[Data records]
☆ ☆ ☆ ☆ ☆ ☆ ☆

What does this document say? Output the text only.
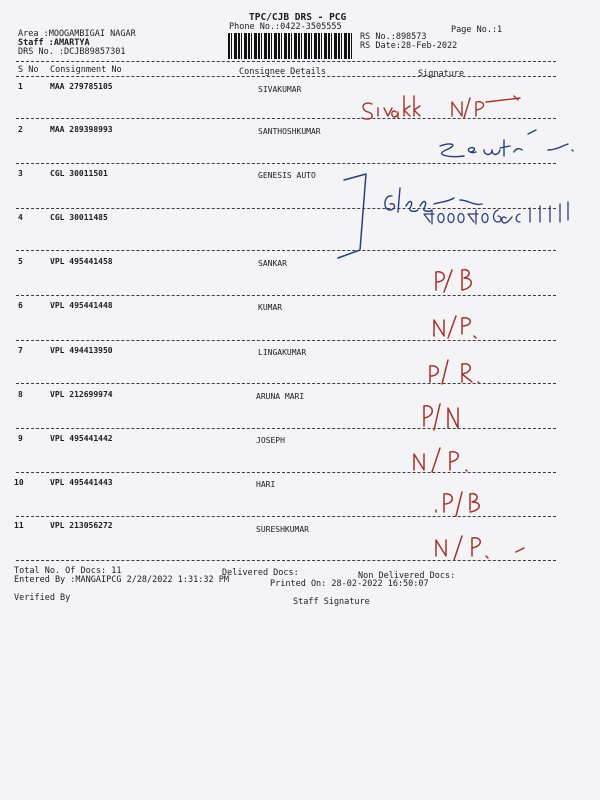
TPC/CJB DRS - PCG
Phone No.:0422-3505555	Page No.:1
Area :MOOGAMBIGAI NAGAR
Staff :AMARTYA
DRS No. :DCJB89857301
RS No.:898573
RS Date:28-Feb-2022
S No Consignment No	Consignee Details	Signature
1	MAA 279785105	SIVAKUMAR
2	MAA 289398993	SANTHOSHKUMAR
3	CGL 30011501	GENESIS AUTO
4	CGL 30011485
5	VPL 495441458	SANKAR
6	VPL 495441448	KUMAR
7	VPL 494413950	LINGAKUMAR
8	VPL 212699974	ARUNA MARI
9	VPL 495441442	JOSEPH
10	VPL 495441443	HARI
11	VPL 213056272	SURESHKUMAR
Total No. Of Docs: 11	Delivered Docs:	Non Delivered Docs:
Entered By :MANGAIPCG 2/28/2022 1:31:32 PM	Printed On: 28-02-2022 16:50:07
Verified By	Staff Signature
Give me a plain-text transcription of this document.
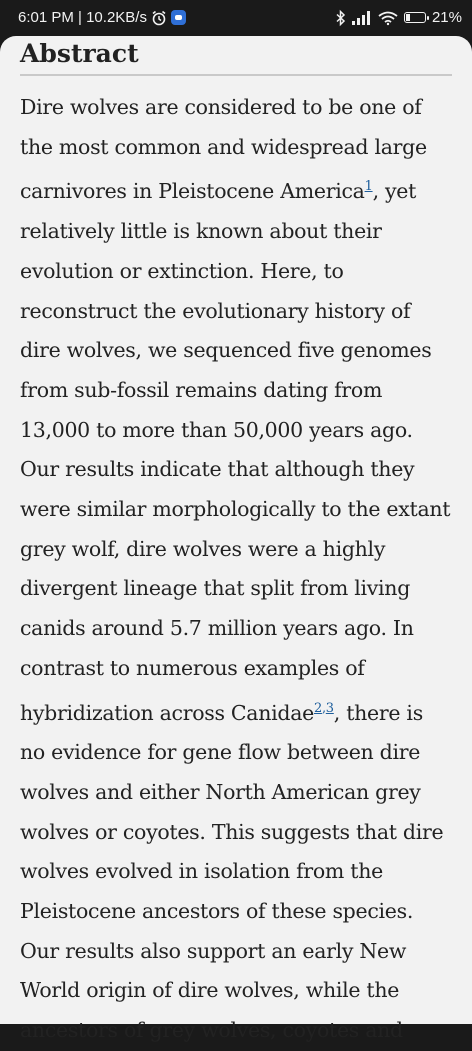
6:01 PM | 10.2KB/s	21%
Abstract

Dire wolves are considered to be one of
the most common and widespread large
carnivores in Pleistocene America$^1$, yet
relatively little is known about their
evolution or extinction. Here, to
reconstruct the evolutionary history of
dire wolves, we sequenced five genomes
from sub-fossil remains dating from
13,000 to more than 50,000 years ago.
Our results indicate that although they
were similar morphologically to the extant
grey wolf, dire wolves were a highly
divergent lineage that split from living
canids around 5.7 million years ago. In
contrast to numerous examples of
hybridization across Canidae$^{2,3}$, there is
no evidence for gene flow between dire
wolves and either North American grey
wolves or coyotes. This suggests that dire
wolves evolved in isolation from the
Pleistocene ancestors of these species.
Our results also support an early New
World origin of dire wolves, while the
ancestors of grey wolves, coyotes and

☆ ☆ ☆ ☆ ☆ ☆ ☆

Exercise details =>
On how many lines of the records above does the word "were" appear? Answer with only that number.

Answer =>
2